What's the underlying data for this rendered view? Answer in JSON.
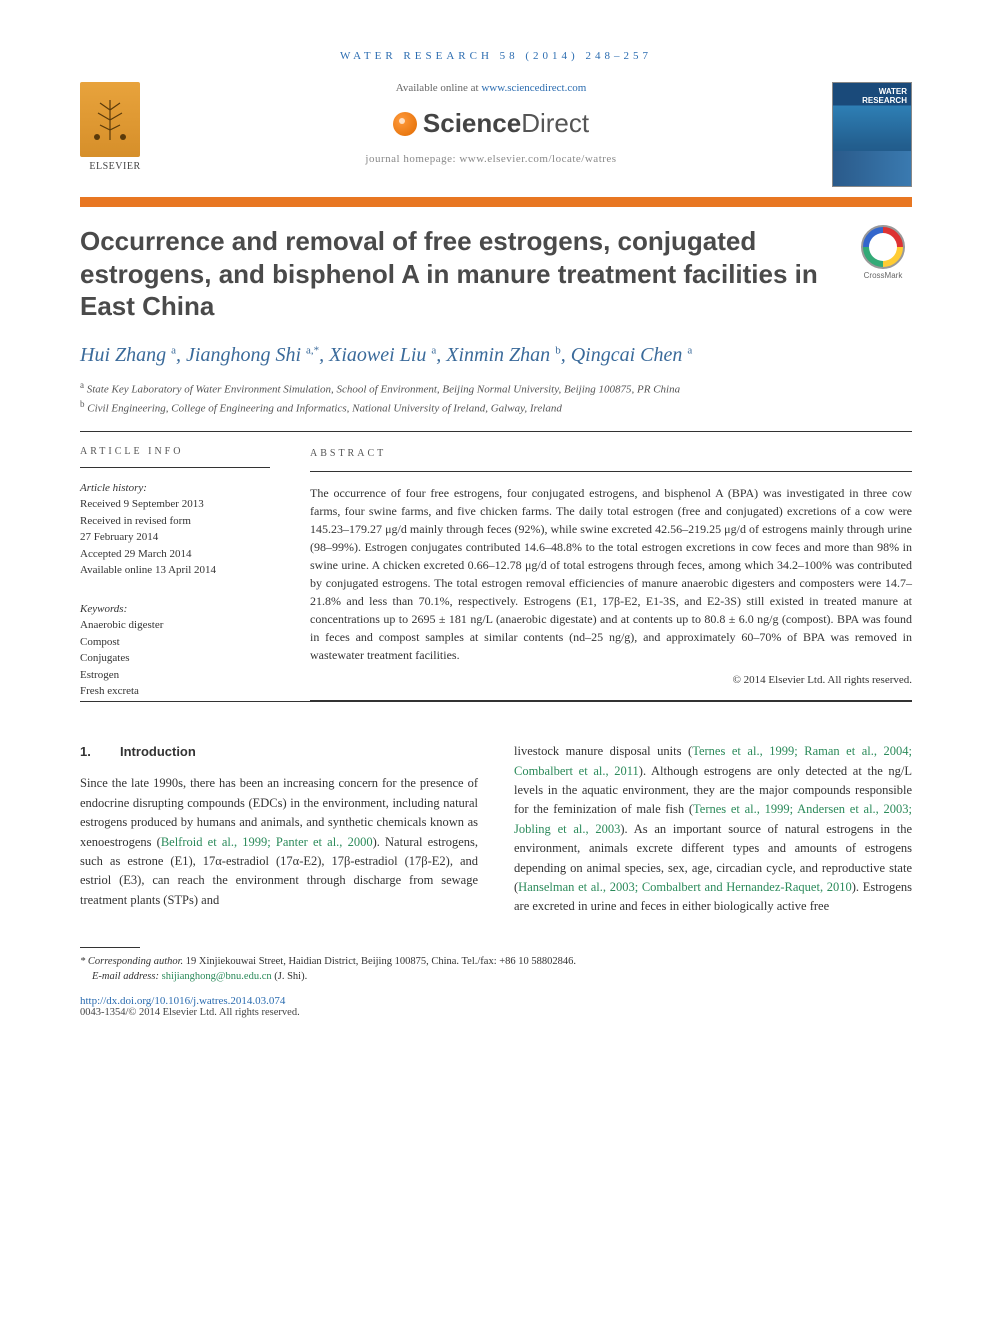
{
  "running_head": "WATER RESEARCH 58 (2014) 248–257",
  "availability": {
    "prefix": "Available online at ",
    "link_text": "www.sciencedirect.com",
    "brand_sci": "Science",
    "brand_dir": "Direct",
    "homepage": "journal homepage: www.elsevier.com/locate/watres"
  },
  "elsevier_label": "ELSEVIER",
  "crossmark_label": "CrossMark",
  "title": "Occurrence and removal of free estrogens, conjugated estrogens, and bisphenol A in manure treatment facilities in East China",
  "authors_html": "Hui Zhang <sup>a</sup>, Jianghong Shi <sup>a,*</sup>, Xiaowei Liu <sup>a</sup>, Xinmin Zhan <sup>b</sup>, Qingcai Chen <sup>a</sup>",
  "affiliations": [
    {
      "sup": "a",
      "text": "State Key Laboratory of Water Environment Simulation, School of Environment, Beijing Normal University, Beijing 100875, PR China"
    },
    {
      "sup": "b",
      "text": "Civil Engineering, College of Engineering and Informatics, National University of Ireland, Galway, Ireland"
    }
  ],
  "article_info_label": "ARTICLE INFO",
  "abstract_label": "ABSTRACT",
  "history": {
    "title": "Article history:",
    "lines": [
      "Received 9 September 2013",
      "Received in revised form",
      "27 February 2014",
      "Accepted 29 March 2014",
      "Available online 13 April 2014"
    ]
  },
  "keywords": {
    "title": "Keywords:",
    "items": [
      "Anaerobic digester",
      "Compost",
      "Conjugates",
      "Estrogen",
      "Fresh excreta"
    ]
  },
  "abstract_text": "The occurrence of four free estrogens, four conjugated estrogens, and bisphenol A (BPA) was investigated in three cow farms, four swine farms, and five chicken farms. The daily total estrogen (free and conjugated) excretions of a cow were 145.23–179.27 μg/d mainly through feces (92%), while swine excreted 42.56–219.25 μg/d of estrogens mainly through urine (98–99%). Estrogen conjugates contributed 14.6–48.8% to the total estrogen excretions in cow feces and more than 98% in swine urine. A chicken excreted 0.66–12.78 μg/d of total estrogens through feces, among which 34.2–100% was contributed by conjugated estrogens. The total estrogen removal efficiencies of manure anaerobic digesters and composters were 14.7–21.8% and less than 70.1%, respectively. Estrogens (E1, 17β-E2, E1-3S, and E2-3S) still existed in treated manure at concentrations up to 2695 ± 181 ng/L (anaerobic digestate) and at contents up to 80.8 ± 6.0 ng/g (compost). BPA was found in feces and compost samples at similar contents (nd–25 ng/g), and approximately 60–70% of BPA was removed in wastewater treatment facilities.",
  "copyright": "© 2014 Elsevier Ltd. All rights reserved.",
  "section1": {
    "num": "1.",
    "title": "Introduction"
  },
  "col1_text_pre": "Since the late 1990s, there has been an increasing concern for the presence of endocrine disrupting compounds (EDCs) in the environment, including natural estrogens produced by humans and animals, and synthetic chemicals known as xenoestrogens (",
  "col1_cite1": "Belfroid et al., 1999; Panter et al., 2000",
  "col1_text_post": "). Natural estrogens, such as estrone (E1), 17α-estradiol (17α-E2), 17β-estradiol (17β-E2), and estriol (E3), can reach the environment through discharge from sewage treatment plants (STPs) and",
  "col2_text1": "livestock manure disposal units (",
  "col2_cite1": "Ternes et al., 1999; Raman et al., 2004; Combalbert et al., 2011",
  "col2_text2": "). Although estrogens are only detected at the ng/L levels in the aquatic environment, they are the major compounds responsible for the feminization of male fish (",
  "col2_cite2": "Ternes et al., 1999; Andersen et al., 2003; Jobling et al., 2003",
  "col2_text3": "). As an important source of natural estrogens in the environment, animals excrete different types and amounts of estrogens depending on animal species, sex, age, circadian cycle, and reproductive state (",
  "col2_cite3": "Hanselman et al., 2003; Combalbert and Hernandez-Raquet, 2010",
  "col2_text4": "). Estrogens are excreted in urine and feces in either biologically active free",
  "footnote": {
    "corr_label": "* Corresponding author.",
    "corr_text": " 19 Xinjiekouwai Street, Haidian District, Beijing 100875, China. Tel./fax: +86 10 58802846.",
    "email_label": "E-mail address: ",
    "email": "shijianghong@bnu.edu.cn",
    "email_suffix": " (J. Shi)."
  },
  "doi": "http://dx.doi.org/10.1016/j.watres.2014.03.074",
  "issn": "0043-1354/© 2014 Elsevier Ltd. All rights reserved."
}
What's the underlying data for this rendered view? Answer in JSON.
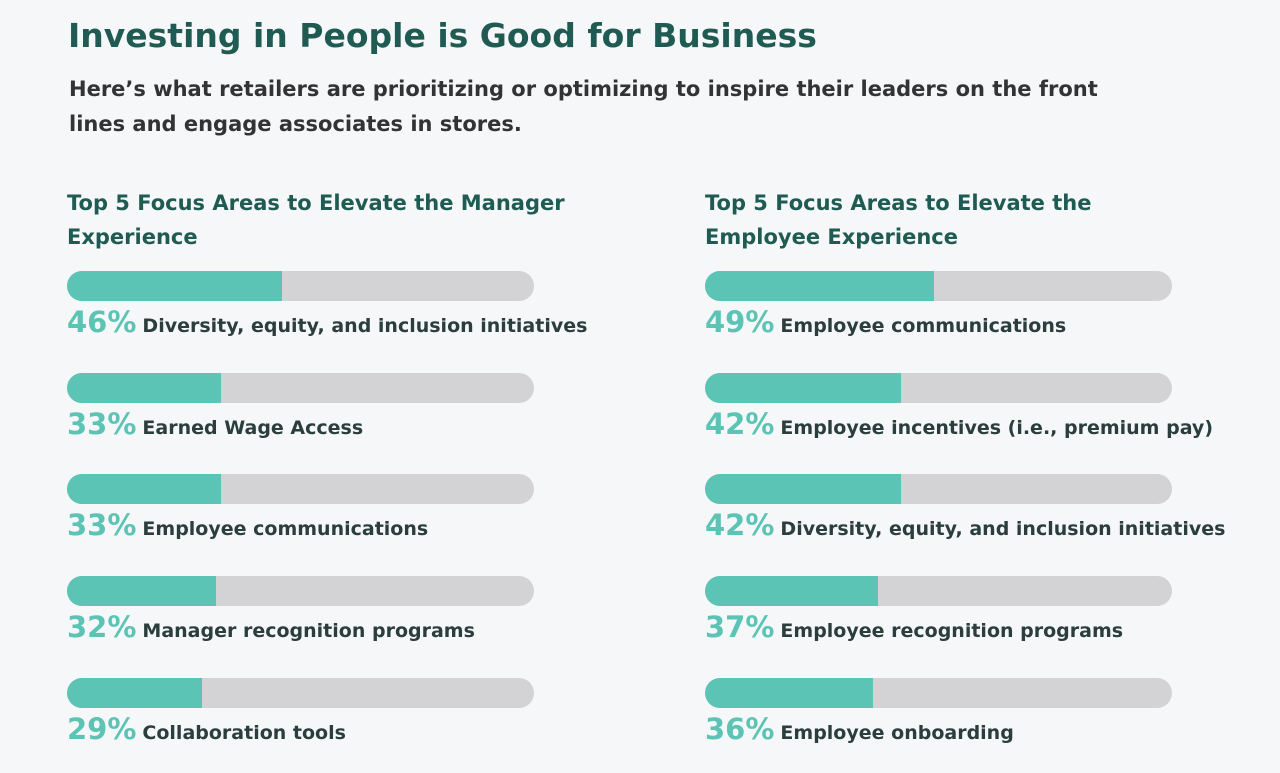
{
  "title": "Investing in People is Good for Business",
  "subtitle": "Here’s what retailers are prioritizing or optimizing to inspire their leaders on the front lines and engage associates in stores.",
  "chart_data": [
    {
      "type": "bar",
      "orientation": "horizontal",
      "title": "Top 5 Focus Areas to Elevate the Manager Experience",
      "categories": [
        "Diversity, equity, and inclusion initiatives",
        "Earned Wage Access",
        "Employee communications",
        "Manager recognition programs",
        "Collaboration tools"
      ],
      "values": [
        46,
        33,
        33,
        32,
        29
      ],
      "value_labels": [
        "46%",
        "33%",
        "33%",
        "32%",
        "29%"
      ],
      "xlim": [
        0,
        100
      ],
      "color": "#5cc4b4"
    },
    {
      "type": "bar",
      "orientation": "horizontal",
      "title": "Top 5 Focus Areas to Elevate the Employee Experience",
      "categories": [
        "Employee communications",
        "Employee incentives (i.e., premium pay)",
        "Diversity, equity, and inclusion initiatives",
        "Employee recognition programs",
        "Employee onboarding"
      ],
      "values": [
        49,
        42,
        42,
        37,
        36
      ],
      "value_labels": [
        "49%",
        "42%",
        "42%",
        "37%",
        "36%"
      ],
      "xlim": [
        0,
        100
      ],
      "color": "#5cc4b4"
    }
  ]
}
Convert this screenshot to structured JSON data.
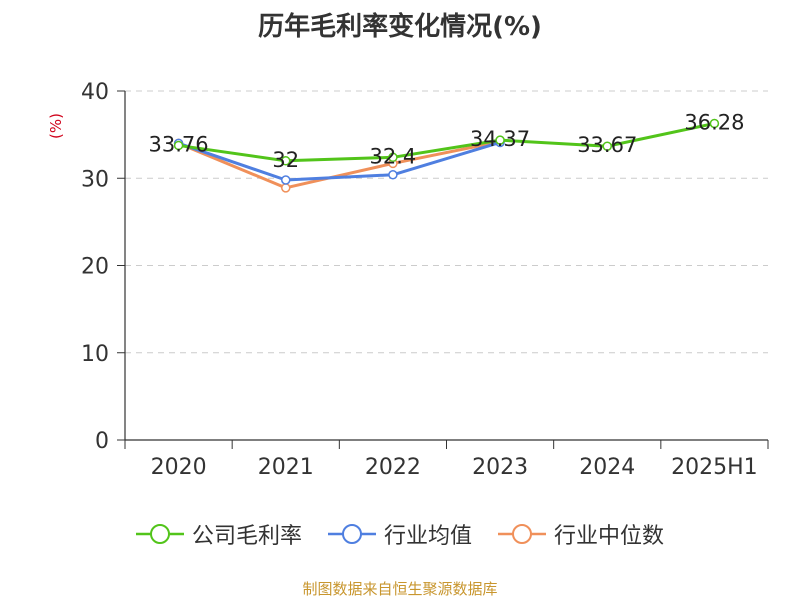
{
  "chart_data": {
    "type": "line",
    "title": "历年毛利率变化情况(%)",
    "unit_label": "(%)",
    "categories": [
      "2020",
      "2021",
      "2022",
      "2023",
      "2024",
      "2025H1"
    ],
    "ylim": [
      0,
      40
    ],
    "yticks": [
      0,
      10,
      20,
      30,
      40
    ],
    "grid": true,
    "legend_position": "bottom",
    "series": [
      {
        "name": "公司毛利率",
        "color": "#52c41a",
        "values": [
          33.76,
          32,
          32.4,
          34.37,
          33.67,
          36.28
        ],
        "labels": [
          "33.76",
          "32",
          "32.4",
          "34.37",
          "33.67",
          "36.28"
        ]
      },
      {
        "name": "行业均值",
        "color": "#4f7fe0",
        "values": [
          34.0,
          29.8,
          30.4,
          34.1,
          null,
          null
        ]
      },
      {
        "name": "行业中位数",
        "color": "#f0905a",
        "values": [
          34.0,
          28.9,
          31.7,
          34.2,
          null,
          null
        ]
      }
    ]
  },
  "source": "制图数据来自恒生聚源数据库"
}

•••••

● Instructions to follow
Extract precisely the lines beginning at the line containing "Convert this screenshot" and ending at the last line of the entries above, exactly as written and with no pictures.

● Problem solution
Convert this screenshot to structured JSON data.
{
  "chart_data": {
    "type": "line",
    "title": "历年毛利率变化情况(%)",
    "unit_label": "(%)",
    "categories": [
      "2020",
      "2021",
      "2022",
      "2023",
      "2024",
      "2025H1"
    ],
    "ylim": [
      0,
      40
    ],
    "yticks": [
      0,
      10,
      20,
      30,
      40
    ],
    "grid": true,
    "legend_position": "bottom",
    "series": [
      {
        "name": "公司毛利率",
        "color": "#52c41a",
        "values": [
          33.76,
          32,
          32.4,
          34.37,
          33.67,
          36.28
        ],
        "labels": [
          "33.76",
          "32",
          "32.4",
          "34.37",
          "33.67",
          "36.28"
        ]
      },
      {
        "name": "行业均值",
        "color": "#4f7fe0",
        "values": [
          34.0,
          29.8,
          30.4,
          34.1,
          null,
          null
        ]
      },
      {
        "name": "行业中位数",
        "color": "#f0905a",
        "values": [
          34.0,
          28.9,
          31.7,
          34.2,
          null,
          null
        ]
      }
    ]
  },
  "source": "制图数据来自恒生聚源数据库"
}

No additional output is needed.